═══ Provided records ═══

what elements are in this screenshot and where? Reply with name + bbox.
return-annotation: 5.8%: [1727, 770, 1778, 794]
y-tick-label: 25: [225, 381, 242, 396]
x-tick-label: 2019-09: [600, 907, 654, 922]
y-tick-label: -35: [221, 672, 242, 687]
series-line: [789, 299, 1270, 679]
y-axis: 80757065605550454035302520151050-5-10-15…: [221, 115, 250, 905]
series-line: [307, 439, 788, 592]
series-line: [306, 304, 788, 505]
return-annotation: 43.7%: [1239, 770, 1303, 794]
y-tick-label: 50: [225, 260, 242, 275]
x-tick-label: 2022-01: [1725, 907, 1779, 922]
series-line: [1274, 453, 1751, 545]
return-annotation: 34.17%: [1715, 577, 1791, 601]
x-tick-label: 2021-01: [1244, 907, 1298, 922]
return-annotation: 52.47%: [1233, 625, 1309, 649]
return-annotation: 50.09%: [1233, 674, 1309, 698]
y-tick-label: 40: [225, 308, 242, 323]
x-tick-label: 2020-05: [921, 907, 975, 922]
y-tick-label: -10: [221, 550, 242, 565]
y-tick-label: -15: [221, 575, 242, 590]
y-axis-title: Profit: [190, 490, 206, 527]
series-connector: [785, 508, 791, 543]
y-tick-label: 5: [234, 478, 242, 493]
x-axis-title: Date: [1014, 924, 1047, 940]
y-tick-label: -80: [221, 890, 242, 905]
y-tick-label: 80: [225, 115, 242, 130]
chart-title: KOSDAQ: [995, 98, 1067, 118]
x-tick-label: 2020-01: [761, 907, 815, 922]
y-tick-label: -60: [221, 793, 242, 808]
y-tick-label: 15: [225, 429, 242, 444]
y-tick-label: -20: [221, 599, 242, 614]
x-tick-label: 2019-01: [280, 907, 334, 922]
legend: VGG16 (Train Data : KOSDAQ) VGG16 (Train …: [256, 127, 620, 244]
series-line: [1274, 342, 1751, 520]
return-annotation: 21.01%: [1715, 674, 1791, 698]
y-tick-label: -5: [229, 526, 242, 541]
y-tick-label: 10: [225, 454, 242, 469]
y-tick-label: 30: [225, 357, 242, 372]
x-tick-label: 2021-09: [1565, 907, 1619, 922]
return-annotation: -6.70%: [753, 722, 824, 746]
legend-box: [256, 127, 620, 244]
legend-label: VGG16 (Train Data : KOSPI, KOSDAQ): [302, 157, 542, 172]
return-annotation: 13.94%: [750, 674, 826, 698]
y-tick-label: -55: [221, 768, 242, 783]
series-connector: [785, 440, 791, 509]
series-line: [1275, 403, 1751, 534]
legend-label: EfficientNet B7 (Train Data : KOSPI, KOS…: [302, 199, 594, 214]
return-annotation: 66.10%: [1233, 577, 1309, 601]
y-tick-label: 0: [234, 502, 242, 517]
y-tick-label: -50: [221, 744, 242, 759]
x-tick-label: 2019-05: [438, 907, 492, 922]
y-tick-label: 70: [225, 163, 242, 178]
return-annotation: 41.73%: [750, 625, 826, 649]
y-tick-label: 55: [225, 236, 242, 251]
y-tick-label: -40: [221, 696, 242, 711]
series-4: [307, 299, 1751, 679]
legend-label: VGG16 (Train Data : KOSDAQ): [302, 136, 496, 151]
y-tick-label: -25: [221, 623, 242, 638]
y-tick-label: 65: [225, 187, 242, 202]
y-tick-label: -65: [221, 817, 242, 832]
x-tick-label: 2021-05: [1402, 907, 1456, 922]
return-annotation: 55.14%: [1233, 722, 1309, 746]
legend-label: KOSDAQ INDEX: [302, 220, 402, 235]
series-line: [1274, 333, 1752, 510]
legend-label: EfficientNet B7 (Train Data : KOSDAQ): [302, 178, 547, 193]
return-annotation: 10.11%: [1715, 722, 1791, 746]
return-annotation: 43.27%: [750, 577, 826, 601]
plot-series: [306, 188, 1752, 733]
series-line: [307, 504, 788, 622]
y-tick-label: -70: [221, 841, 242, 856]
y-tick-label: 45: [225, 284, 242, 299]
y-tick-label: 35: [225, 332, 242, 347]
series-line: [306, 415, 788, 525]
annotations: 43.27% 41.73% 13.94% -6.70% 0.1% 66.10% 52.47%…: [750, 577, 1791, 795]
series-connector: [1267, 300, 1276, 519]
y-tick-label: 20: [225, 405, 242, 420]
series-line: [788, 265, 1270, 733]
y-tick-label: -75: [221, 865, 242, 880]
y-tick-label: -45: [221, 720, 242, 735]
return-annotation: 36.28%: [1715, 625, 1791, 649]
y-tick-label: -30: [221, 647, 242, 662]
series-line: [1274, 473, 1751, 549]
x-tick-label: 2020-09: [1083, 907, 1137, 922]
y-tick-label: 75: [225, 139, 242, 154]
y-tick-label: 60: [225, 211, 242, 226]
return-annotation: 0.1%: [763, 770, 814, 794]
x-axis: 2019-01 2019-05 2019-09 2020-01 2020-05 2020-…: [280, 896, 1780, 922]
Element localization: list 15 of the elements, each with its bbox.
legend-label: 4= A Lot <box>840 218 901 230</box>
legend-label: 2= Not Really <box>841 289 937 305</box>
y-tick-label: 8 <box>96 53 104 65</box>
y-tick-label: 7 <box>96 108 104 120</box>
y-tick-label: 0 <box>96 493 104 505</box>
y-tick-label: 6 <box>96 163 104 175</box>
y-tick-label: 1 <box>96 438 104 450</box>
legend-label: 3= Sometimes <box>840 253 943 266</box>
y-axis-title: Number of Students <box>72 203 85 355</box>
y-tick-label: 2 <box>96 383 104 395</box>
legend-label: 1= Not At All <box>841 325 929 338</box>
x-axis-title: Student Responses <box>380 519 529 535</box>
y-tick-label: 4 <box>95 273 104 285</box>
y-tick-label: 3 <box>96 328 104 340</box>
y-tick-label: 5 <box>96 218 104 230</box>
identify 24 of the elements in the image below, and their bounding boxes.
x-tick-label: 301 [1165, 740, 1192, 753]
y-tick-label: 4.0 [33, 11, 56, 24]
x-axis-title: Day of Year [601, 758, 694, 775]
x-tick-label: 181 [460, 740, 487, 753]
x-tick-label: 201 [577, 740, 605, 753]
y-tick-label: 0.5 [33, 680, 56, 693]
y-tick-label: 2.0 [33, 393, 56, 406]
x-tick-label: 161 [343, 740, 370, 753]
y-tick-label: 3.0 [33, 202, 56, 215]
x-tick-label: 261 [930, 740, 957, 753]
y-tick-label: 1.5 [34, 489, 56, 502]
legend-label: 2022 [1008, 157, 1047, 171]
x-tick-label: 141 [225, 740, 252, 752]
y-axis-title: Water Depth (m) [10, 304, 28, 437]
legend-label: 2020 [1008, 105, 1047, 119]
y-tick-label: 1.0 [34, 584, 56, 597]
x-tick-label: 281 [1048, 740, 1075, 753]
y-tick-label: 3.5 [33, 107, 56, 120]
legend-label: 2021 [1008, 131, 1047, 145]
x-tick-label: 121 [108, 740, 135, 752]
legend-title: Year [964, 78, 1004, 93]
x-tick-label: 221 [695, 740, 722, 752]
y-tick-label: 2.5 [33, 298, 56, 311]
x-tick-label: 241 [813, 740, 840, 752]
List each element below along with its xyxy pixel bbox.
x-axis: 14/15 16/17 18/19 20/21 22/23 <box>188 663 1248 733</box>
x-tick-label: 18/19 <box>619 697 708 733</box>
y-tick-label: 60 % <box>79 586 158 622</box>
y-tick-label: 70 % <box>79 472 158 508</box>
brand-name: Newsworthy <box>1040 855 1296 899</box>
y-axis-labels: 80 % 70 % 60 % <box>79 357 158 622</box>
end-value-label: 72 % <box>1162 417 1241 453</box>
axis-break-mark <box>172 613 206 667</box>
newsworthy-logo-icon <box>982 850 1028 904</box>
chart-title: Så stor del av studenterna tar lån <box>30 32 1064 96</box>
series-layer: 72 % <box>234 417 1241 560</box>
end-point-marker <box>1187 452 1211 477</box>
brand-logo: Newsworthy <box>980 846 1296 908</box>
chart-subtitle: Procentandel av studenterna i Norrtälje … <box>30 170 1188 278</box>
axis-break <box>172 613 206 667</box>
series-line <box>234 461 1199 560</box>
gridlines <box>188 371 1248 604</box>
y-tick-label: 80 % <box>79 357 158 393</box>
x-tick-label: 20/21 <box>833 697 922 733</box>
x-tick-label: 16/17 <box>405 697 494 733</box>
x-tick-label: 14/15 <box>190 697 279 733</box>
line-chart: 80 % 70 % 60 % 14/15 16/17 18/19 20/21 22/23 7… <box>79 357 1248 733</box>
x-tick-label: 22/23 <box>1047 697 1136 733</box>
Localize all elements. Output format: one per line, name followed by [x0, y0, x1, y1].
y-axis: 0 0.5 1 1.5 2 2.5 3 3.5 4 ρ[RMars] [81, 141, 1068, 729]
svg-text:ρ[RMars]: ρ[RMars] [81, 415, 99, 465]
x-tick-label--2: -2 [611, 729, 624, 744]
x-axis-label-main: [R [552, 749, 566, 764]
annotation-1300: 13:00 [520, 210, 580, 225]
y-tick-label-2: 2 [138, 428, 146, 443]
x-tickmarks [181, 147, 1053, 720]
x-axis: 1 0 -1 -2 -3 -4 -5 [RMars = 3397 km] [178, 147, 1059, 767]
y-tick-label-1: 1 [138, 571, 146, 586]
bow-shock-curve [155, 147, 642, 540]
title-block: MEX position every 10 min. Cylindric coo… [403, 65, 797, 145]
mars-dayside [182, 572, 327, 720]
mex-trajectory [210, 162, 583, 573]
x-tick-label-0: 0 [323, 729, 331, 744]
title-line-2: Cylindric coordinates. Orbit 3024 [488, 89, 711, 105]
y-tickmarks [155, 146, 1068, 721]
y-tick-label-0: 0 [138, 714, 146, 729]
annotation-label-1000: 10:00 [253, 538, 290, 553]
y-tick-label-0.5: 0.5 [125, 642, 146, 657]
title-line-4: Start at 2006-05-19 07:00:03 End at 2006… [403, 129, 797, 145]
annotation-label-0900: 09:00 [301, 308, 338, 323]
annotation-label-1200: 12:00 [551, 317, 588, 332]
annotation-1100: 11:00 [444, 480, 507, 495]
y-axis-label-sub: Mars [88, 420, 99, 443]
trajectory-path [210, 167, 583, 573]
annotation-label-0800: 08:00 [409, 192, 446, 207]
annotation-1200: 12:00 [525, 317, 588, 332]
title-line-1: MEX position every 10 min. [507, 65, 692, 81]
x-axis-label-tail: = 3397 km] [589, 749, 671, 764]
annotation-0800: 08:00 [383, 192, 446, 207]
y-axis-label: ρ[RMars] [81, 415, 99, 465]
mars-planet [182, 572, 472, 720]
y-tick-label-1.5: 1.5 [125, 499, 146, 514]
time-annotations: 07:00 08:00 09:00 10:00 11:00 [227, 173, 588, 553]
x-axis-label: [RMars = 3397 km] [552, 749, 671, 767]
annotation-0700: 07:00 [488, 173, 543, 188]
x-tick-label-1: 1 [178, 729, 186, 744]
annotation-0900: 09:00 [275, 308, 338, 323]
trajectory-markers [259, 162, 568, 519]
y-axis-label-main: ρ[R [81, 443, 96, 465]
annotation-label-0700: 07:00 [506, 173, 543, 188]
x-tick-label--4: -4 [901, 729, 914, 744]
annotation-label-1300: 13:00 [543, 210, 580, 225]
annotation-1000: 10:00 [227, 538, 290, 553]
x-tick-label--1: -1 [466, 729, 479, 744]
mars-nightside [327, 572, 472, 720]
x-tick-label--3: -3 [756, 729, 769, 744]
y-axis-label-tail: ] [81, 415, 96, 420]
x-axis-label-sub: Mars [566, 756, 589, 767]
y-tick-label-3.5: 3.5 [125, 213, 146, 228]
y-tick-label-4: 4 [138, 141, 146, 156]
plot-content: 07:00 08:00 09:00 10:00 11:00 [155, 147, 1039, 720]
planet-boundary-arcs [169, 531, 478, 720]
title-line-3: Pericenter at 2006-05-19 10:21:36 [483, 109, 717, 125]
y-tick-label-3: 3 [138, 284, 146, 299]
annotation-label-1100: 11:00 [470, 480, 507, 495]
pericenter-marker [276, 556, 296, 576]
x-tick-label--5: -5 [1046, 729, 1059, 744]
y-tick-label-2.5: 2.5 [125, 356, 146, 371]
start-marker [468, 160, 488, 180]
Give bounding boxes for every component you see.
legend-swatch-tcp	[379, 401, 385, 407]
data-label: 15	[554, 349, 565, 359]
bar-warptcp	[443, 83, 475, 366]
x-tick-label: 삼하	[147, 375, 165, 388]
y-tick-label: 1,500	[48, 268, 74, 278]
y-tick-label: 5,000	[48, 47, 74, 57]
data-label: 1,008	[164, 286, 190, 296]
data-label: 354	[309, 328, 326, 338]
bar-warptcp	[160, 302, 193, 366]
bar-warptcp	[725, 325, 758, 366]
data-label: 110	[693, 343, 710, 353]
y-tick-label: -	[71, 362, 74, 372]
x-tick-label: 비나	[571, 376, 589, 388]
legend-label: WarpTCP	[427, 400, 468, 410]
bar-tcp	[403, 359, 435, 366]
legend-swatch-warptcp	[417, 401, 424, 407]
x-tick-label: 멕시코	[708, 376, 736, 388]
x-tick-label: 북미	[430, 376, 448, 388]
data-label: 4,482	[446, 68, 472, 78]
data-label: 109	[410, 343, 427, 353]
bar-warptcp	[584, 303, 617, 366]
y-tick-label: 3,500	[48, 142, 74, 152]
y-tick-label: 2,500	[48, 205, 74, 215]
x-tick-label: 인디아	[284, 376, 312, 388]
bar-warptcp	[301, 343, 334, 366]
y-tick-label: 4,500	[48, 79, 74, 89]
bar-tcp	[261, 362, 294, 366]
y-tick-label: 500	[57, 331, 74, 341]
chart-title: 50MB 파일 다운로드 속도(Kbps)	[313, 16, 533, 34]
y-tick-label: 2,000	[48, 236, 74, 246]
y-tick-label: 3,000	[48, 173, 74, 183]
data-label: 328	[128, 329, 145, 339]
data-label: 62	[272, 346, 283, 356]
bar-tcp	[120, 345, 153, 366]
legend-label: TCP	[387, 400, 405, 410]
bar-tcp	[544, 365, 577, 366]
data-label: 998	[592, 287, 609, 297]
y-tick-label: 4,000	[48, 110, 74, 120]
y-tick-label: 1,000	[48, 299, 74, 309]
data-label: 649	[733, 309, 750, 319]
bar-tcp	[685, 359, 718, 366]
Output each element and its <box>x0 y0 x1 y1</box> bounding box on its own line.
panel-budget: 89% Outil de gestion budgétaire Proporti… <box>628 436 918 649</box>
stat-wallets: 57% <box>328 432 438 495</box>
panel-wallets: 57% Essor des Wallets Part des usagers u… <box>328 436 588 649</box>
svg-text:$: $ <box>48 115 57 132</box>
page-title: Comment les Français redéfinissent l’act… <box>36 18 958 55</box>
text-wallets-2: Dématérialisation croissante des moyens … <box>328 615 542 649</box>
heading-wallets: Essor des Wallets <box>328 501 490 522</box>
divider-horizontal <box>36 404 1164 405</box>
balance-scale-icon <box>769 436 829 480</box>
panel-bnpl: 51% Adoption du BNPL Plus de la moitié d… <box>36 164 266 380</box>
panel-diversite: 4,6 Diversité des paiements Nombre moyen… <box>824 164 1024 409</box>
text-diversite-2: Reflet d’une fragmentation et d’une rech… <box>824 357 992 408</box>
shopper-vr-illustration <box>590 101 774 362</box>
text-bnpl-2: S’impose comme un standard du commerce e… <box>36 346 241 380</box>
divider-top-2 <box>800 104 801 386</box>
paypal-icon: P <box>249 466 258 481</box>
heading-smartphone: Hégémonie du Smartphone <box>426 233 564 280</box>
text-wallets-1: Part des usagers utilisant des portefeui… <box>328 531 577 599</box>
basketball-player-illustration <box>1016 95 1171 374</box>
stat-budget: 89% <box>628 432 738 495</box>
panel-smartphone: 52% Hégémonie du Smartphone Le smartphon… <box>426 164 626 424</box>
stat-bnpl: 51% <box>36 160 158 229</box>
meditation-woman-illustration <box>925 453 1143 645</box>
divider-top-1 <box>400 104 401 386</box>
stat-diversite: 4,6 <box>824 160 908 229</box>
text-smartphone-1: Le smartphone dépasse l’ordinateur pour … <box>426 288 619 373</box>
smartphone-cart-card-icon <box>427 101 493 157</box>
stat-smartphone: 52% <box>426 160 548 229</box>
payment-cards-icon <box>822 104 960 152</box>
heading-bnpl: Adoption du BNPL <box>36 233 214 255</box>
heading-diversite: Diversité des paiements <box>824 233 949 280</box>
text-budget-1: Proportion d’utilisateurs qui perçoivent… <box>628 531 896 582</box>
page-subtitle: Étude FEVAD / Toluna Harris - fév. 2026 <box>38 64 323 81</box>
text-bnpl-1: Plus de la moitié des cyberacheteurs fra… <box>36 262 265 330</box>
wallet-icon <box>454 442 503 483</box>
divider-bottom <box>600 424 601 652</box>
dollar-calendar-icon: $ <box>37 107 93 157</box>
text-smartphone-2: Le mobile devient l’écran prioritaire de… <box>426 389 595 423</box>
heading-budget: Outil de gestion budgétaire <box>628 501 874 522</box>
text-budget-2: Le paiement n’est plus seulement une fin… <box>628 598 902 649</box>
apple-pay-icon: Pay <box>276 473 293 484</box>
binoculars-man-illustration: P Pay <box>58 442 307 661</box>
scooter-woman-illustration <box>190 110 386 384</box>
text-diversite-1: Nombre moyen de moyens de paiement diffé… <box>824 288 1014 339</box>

═══

# Your goal:
Please turn the records into a Markdown table with the columns "Row" and "Line", starting with the first line and going on through the line with "y-tick-label: 10: [225, 454, 242, 469]". Number each line in the Row column and leave out any blank lines.

# Reply:
| Row | Line |
|---|---|
| 1 | what elements are in this screenshot and where? Reply with name + bbox. |
| 2 | return-annotation: 5.8%: [1727, 770, 1778, 794] |
| 3 | y-tick-label: 25: [225, 381, 242, 396] |
| 4 | x-tick-label: 2019-09: [600, 907, 654, 922] |
| 5 | y-tick-label: -35: [221, 672, 242, 687] |
| 6 | series-line: [789, 299, 1270, 679] |
| 7 | y-axis: 80757065605550454035302520151050-5-10-15…: [221, 115, 250, 905] |
| 8 | series-line: [307, 439, 788, 592] |
| 9 | series-line: [306, 304, 788, 505] |
| 10 | return-annotation: 43.7%: [1239, 770, 1303, 794] |
| 11 | y-tick-label: 50: [225, 260, 242, 275] |
| 12 | x-tick-label: 2022-01: [1725, 907, 1779, 922] |
| 13 | series-line: [1274, 453, 1751, 545] |
| 14 | return-annotation: 34.17%: [1715, 577, 1791, 601] |
| 15 | x-tick-label: 2021-01: [1244, 907, 1298, 922] |
| 16 | return-annotation: 52.47%: [1233, 625, 1309, 649] |
| 17 | return-annotation: 50.09%: [1233, 674, 1309, 698] |
| 18 | y-tick-label: 40: [225, 308, 242, 323] |
| 19 | x-tick-label: 2020-05: [921, 907, 975, 922] |
| 20 | y-tick-label: -10: [221, 550, 242, 565] |
| 21 | y-tick-label: -15: [221, 575, 242, 590] |
| 22 | y-axis-title: Profit: [190, 490, 206, 527] |
| 23 | series-connector: [785, 508, 791, 543] |
| 24 | y-tick-label: 5: [234, 478, 242, 493] |
| 25 | x-axis-title: Date: [1014, 924, 1047, 940] |
| 26 | y-tick-label: -80: [221, 890, 242, 905] |
| 27 | y-tick-label: 80: [225, 115, 242, 130] |
| 28 | chart-title: KOSDAQ: [995, 98, 1067, 118] |
| 29 | x-tick-label: 2020-01: [761, 907, 815, 922] |
| 30 | y-tick-label: -60: [221, 793, 242, 808] |
| 31 | y-tick-label: 15: [225, 429, 242, 444] |
| 32 | y-tick-label: -20: [221, 599, 242, 614] |
| 33 | x-tick-label: 2019-01: [280, 907, 334, 922] |
| 34 | legend: VGG16 (Train Data : KOSDAQ) VGG16 (Train …: [256, 127, 620, 244] |
| 35 | series-line: [1274, 342, 1751, 520] |
| 36 | return-annotation: 21.01%: [1715, 674, 1791, 698] |
| 37 | y-tick-label: -5: [229, 526, 242, 541] |
| 38 | y-tick-label: 10: [225, 454, 242, 469] |